Provided entries: Begin

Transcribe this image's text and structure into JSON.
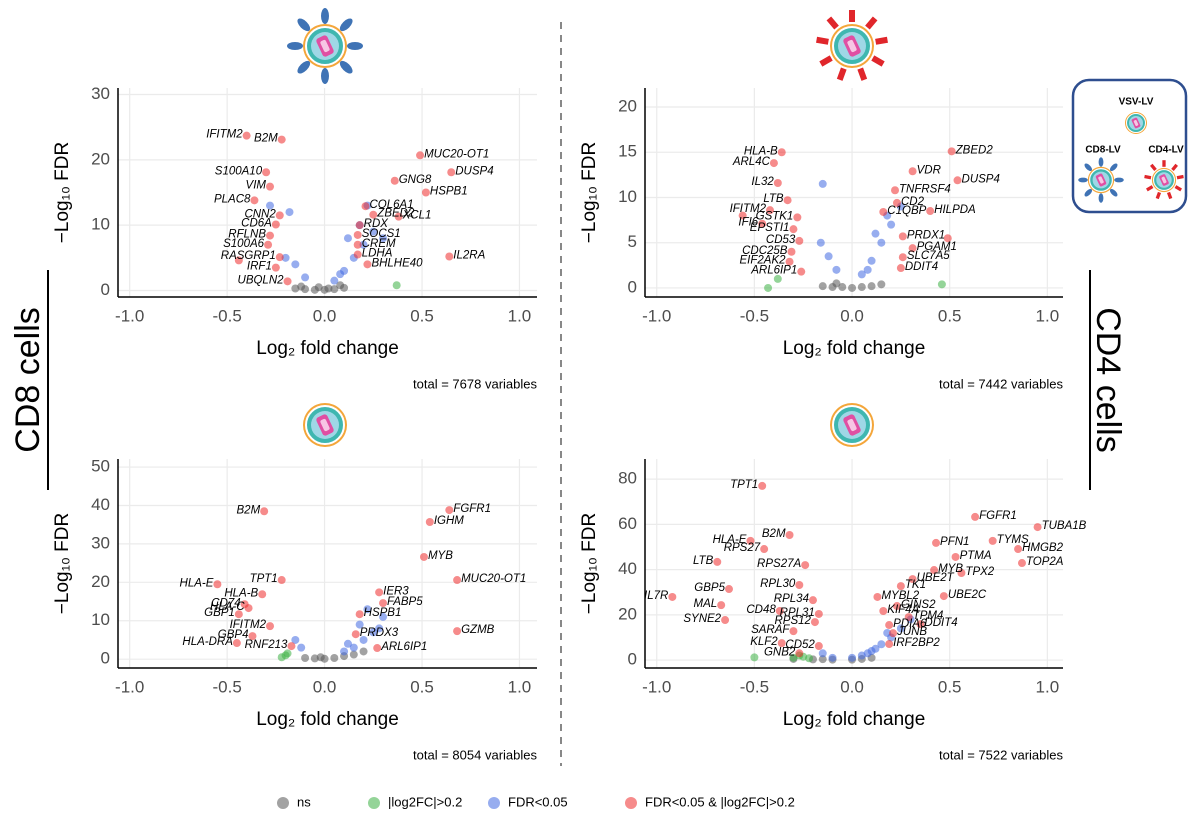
{
  "chart_data": [
    {
      "type": "scatter",
      "x_label": "Log₂ fold change",
      "y_label": "−Log₁₀ FDR",
      "caption": "total = 7678 variables",
      "xlim": [
        -1.06,
        1.09
      ],
      "ylim": [
        -1,
        31
      ],
      "grid": true,
      "xticks": [
        {
          "value": -1,
          "label": "-1.0"
        },
        -0.5,
        {
          "value": 0,
          "label": "0.0"
        },
        0.5,
        {
          "value": 1,
          "label": "1.0"
        }
      ],
      "yticks": [
        0,
        10,
        20,
        30
      ],
      "series": [
        {
          "color": "#555555",
          "x": [
            -0.15,
            -0.1,
            -0.05,
            0,
            0.05,
            0.1,
            -0.12,
            0.08,
            0.02,
            -0.03
          ],
          "values": [
            0.3,
            0.2,
            0.1,
            0.1,
            0.2,
            0.4,
            0.6,
            0.8,
            0.3,
            0.5
          ]
        },
        {
          "color": "#3cb043",
          "x": [
            0.37
          ],
          "values": [
            0.8
          ]
        },
        {
          "color": "#4169e1",
          "x": [
            0.05,
            0.1,
            0.15,
            0.2,
            0.25,
            0.12,
            0.18,
            -0.1,
            -0.15,
            -0.2,
            0.22,
            0.3,
            -0.18,
            0.08,
            -0.28
          ],
          "values": [
            1.5,
            3,
            5,
            7,
            9,
            8,
            10,
            2,
            4,
            5,
            13,
            8,
            12,
            2.5,
            13
          ]
        },
        {
          "color": "#ee2c2c",
          "x": [
            -0.4,
            -0.22,
            -0.3,
            -0.28,
            -0.36,
            -0.23,
            -0.25,
            -0.28,
            -0.29,
            -0.23,
            -0.25,
            -0.19,
            0.49,
            0.65,
            0.36,
            0.52,
            0.21,
            0.25,
            0.38,
            0.18,
            0.17,
            0.17,
            0.17,
            0.22,
            0.64,
            -0.44
          ],
          "values": [
            23.7,
            23.1,
            18.1,
            15.9,
            13.8,
            11.5,
            10.1,
            8.4,
            7.0,
            5.1,
            3.5,
            1.4,
            20.7,
            18.1,
            16.8,
            15.0,
            12.9,
            11.6,
            11.3,
            10.0,
            8.5,
            7.0,
            5.5,
            4.0,
            5.2,
            4.6
          ],
          "labels": [
            "IFITM2",
            "B2M",
            "S100A10",
            "VIM",
            "PLAC8",
            "CNN2",
            "CD6A",
            "RFLNB",
            "S100A6",
            "RASGRP1",
            "IRF1",
            "UBQLN2",
            "MUC20-OT1",
            "DUSP4",
            "GNG8",
            "HSPB1",
            "COL6A1",
            "ZBED2",
            "XCL1",
            "RDX",
            "SOCS1",
            "CREM",
            "LDHA",
            "BHLHE40",
            "IL2RA",
            null
          ]
        }
      ]
    },
    {
      "type": "scatter",
      "x_label": "Log₂ fold change",
      "y_label": "−Log₁₀ FDR",
      "caption": "total = 7442 variables",
      "xlim": [
        -1.06,
        1.08
      ],
      "ylim": [
        -1,
        22.1
      ],
      "grid": true,
      "xticks": [
        {
          "value": -1,
          "label": "-1.0"
        },
        -0.5,
        {
          "value": 0,
          "label": "0.0"
        },
        0.5,
        {
          "value": 1,
          "label": "1.0"
        }
      ],
      "yticks": [
        0,
        5,
        10,
        15,
        20
      ],
      "series": [
        {
          "color": "#555555",
          "x": [
            -0.15,
            -0.1,
            -0.05,
            0,
            0.05,
            0.1,
            0.15,
            -0.08
          ],
          "values": [
            0.2,
            0.1,
            0.1,
            0,
            0.1,
            0.2,
            0.4,
            0.5
          ]
        },
        {
          "color": "#3cb043",
          "x": [
            -0.43,
            0.46,
            -0.38
          ],
          "values": [
            0,
            0.4,
            1
          ]
        },
        {
          "color": "#4169e1",
          "x": [
            0.05,
            0.1,
            0.15,
            0.2,
            0.12,
            0.18,
            -0.08,
            -0.12,
            -0.16,
            0.25,
            -0.15,
            0.08
          ],
          "values": [
            1.5,
            3,
            5,
            7,
            6,
            8,
            2,
            3.5,
            5,
            9,
            11.5,
            2
          ]
        },
        {
          "color": "#ee2c2c",
          "x": [
            -0.36,
            -0.4,
            -0.38,
            -0.33,
            -0.42,
            -0.28,
            -0.46,
            -0.3,
            -0.27,
            -0.31,
            -0.32,
            -0.26,
            0.51,
            0.31,
            0.54,
            0.22,
            0.23,
            0.16,
            0.4,
            0.26,
            0.31,
            0.26,
            0.25,
            0.49,
            -0.56
          ],
          "values": [
            15.0,
            13.8,
            11.6,
            9.7,
            8.6,
            7.8,
            7.1,
            6.5,
            5.2,
            4.0,
            2.9,
            1.8,
            15.1,
            12.9,
            11.9,
            10.8,
            9.4,
            8.4,
            8.5,
            5.7,
            4.4,
            3.4,
            2.2,
            5.5,
            8.0
          ],
          "labels": [
            "HLA-B",
            "ARL4C",
            "IL32",
            "LTB",
            "IFITM2",
            "GSTK1",
            "IFI6",
            "EPSTI1",
            "CD53",
            "CDC25B",
            "EIF2AK2",
            "ARL6IP1",
            "ZBED2",
            "VDR",
            "DUSP4",
            "TNFRSF4",
            "CD2",
            "C1QBP",
            "HILPDA",
            "PRDX1",
            "PGAM1",
            "SLC7A5",
            "DDIT4",
            null,
            null
          ]
        }
      ]
    },
    {
      "type": "scatter",
      "x_label": "Log₂ fold change",
      "y_label": "−Log₁₀ FDR",
      "caption": "total = 8054 variables",
      "xlim": [
        -1.06,
        1.09
      ],
      "ylim": [
        -2.3,
        52.1
      ],
      "grid": true,
      "xticks": [
        {
          "value": -1,
          "label": "-1.0"
        },
        -0.5,
        {
          "value": 0,
          "label": "0.0"
        },
        0.5,
        {
          "value": 1,
          "label": "1.0"
        }
      ],
      "yticks": [
        0,
        10,
        20,
        30,
        40,
        50
      ],
      "series": [
        {
          "color": "#555555",
          "x": [
            -0.1,
            -0.05,
            0,
            0.05,
            0.1,
            0.15,
            0.2,
            -0.02
          ],
          "values": [
            0.3,
            0.2,
            0.1,
            0.3,
            0.8,
            1.2,
            2,
            0.5
          ]
        },
        {
          "color": "#3cb043",
          "x": [
            -0.22,
            -0.2,
            -0.19
          ],
          "values": [
            0.5,
            1,
            1.5
          ]
        },
        {
          "color": "#4169e1",
          "x": [
            0.1,
            0.15,
            0.2,
            0.25,
            0.18,
            0.12,
            0.3,
            -0.15,
            -0.12,
            0.22,
            0.28
          ],
          "values": [
            2,
            3,
            5,
            7,
            9,
            4,
            11,
            5,
            3,
            13,
            8
          ]
        },
        {
          "color": "#ee2c2c",
          "x": [
            -0.31,
            0.64,
            0.54,
            0.51,
            0.68,
            -0.55,
            -0.22,
            -0.32,
            -0.41,
            -0.39,
            -0.44,
            -0.28,
            -0.37,
            -0.45,
            -0.17,
            0.28,
            0.3,
            0.18,
            0.16,
            0.27,
            0.68
          ],
          "values": [
            38.5,
            38.8,
            35.7,
            26.6,
            20.6,
            19.5,
            20.6,
            16.9,
            14.3,
            13.3,
            11.7,
            8.6,
            6.0,
            4.2,
            3.4,
            17.4,
            14.6,
            11.7,
            6.5,
            2.9,
            7.3
          ],
          "labels": [
            "B2M",
            "FGFR1",
            "IGHM",
            "MYB",
            "MUC20-OT1",
            "HLA-E",
            "TPT1",
            "HLA-B",
            "CD74",
            "HLA-C",
            "GBP1",
            "IFITM2",
            "GBP4",
            "HLA-DRA",
            "RNF213",
            "IER3",
            "FABP5",
            "HSPB1",
            "PRDX3",
            "ARL6IP1",
            "GZMB"
          ]
        }
      ]
    },
    {
      "type": "scatter",
      "x_label": "Log₂ fold change",
      "y_label": "−Log₁₀ FDR",
      "caption": "total = 7522 variables",
      "xlim": [
        -1.06,
        1.08
      ],
      "ylim": [
        -3.5,
        88.9
      ],
      "grid": true,
      "xticks": [
        {
          "value": -1,
          "label": "-1.0"
        },
        -0.5,
        {
          "value": 0,
          "label": "0.0"
        },
        0.5,
        {
          "value": 1,
          "label": "1.0"
        }
      ],
      "yticks": [
        0,
        20,
        40,
        60,
        80
      ],
      "series": [
        {
          "color": "#555555",
          "x": [
            -0.3,
            -0.2,
            -0.1,
            0,
            0.05,
            -0.15,
            0.1
          ],
          "values": [
            0.5,
            0.3,
            0.2,
            0.2,
            0.5,
            0.4,
            1
          ]
        },
        {
          "color": "#3cb043",
          "x": [
            -0.3,
            -0.27,
            -0.25,
            -0.22,
            -0.5
          ],
          "values": [
            1,
            2,
            1.5,
            0.8,
            1.2
          ]
        },
        {
          "color": "#4169e1",
          "x": [
            0,
            0.05,
            0.1,
            0.15,
            0.2,
            0.25,
            0.12,
            0.18,
            0.3,
            -0.1,
            -0.15,
            0.08
          ],
          "values": [
            1,
            2,
            4,
            7,
            10,
            14,
            5,
            12,
            18,
            1,
            3,
            3
          ]
        },
        {
          "color": "#ee2c2c",
          "x": [
            -0.46,
            -0.32,
            -0.52,
            -0.45,
            -0.69,
            -0.24,
            -0.63,
            -0.27,
            -0.92,
            -0.2,
            -0.67,
            -0.37,
            -0.17,
            -0.65,
            -0.19,
            -0.3,
            -0.36,
            -0.17,
            -0.27,
            0.63,
            0.95,
            0.43,
            0.72,
            0.53,
            0.85,
            0.42,
            0.87,
            0.25,
            0.31,
            0.56,
            0.13,
            0.47,
            0.23,
            0.29,
            0.16,
            0.35,
            0.19,
            0.21,
            0.19
          ],
          "values": [
            77,
            55.3,
            52.7,
            49.1,
            43.4,
            42.0,
            31.4,
            33.2,
            27.9,
            26.5,
            24.3,
            21.7,
            20.4,
            17.7,
            16.8,
            12.8,
            7.5,
            6.2,
            3.0,
            63.3,
            58.8,
            51.8,
            52.7,
            45.6,
            49.1,
            39.8,
            42.9,
            32.7,
            35.8,
            38.5,
            27.9,
            28.3,
            23.9,
            19.0,
            21.7,
            15.9,
            15.5,
            11.9,
            7.1
          ],
          "labels": [
            "TPT1",
            "B2M",
            "HLA-E",
            "RPS27",
            "LTB",
            "RPS27A",
            "GBP5",
            "RPL30",
            "IL7R",
            "RPL34",
            "MAL",
            "CD48",
            "RPL31",
            "SYNE2",
            "RPS12",
            "SARAF",
            "KLF2",
            "CD52",
            "GNB2",
            "FGFR1",
            "TUBA1B",
            "PFN1",
            "TYMS",
            "PTMA",
            "HMGB2",
            "MYB",
            "TOP2A",
            "TK1",
            "UBE2T",
            "TPX2",
            "MYBL2",
            "UBE2C",
            "GINS2",
            "TPM4",
            "KIF4A",
            "DDIT4",
            "PDIA6",
            "JUNB",
            "IRF2BP2"
          ]
        }
      ]
    }
  ],
  "legend": [
    {
      "name": "ns",
      "color": "#555555"
    },
    {
      "name": "|log2FC|>0.2",
      "color": "#3cb043"
    },
    {
      "name": "FDR<0.05",
      "color": "#4169e1"
    },
    {
      "name": "FDR<0.05 & |log2FC|>0.2",
      "color": "#ee2c2c"
    }
  ],
  "side_labels": {
    "left": "CD8 cells",
    "right": "CD4 cells"
  },
  "key": {
    "title": "VSV-LV",
    "items": [
      "CD8-LV",
      "CD4-LV"
    ]
  }
}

Provided entries: End

Your instructions:
The answer must consist of every line above that contains the word "caption".

Response area:
      "caption": "total = 7678 variables",
      "caption": "total = 7442 variables",
      "caption": "total = 8054 variables",
      "caption": "total = 7522 variables",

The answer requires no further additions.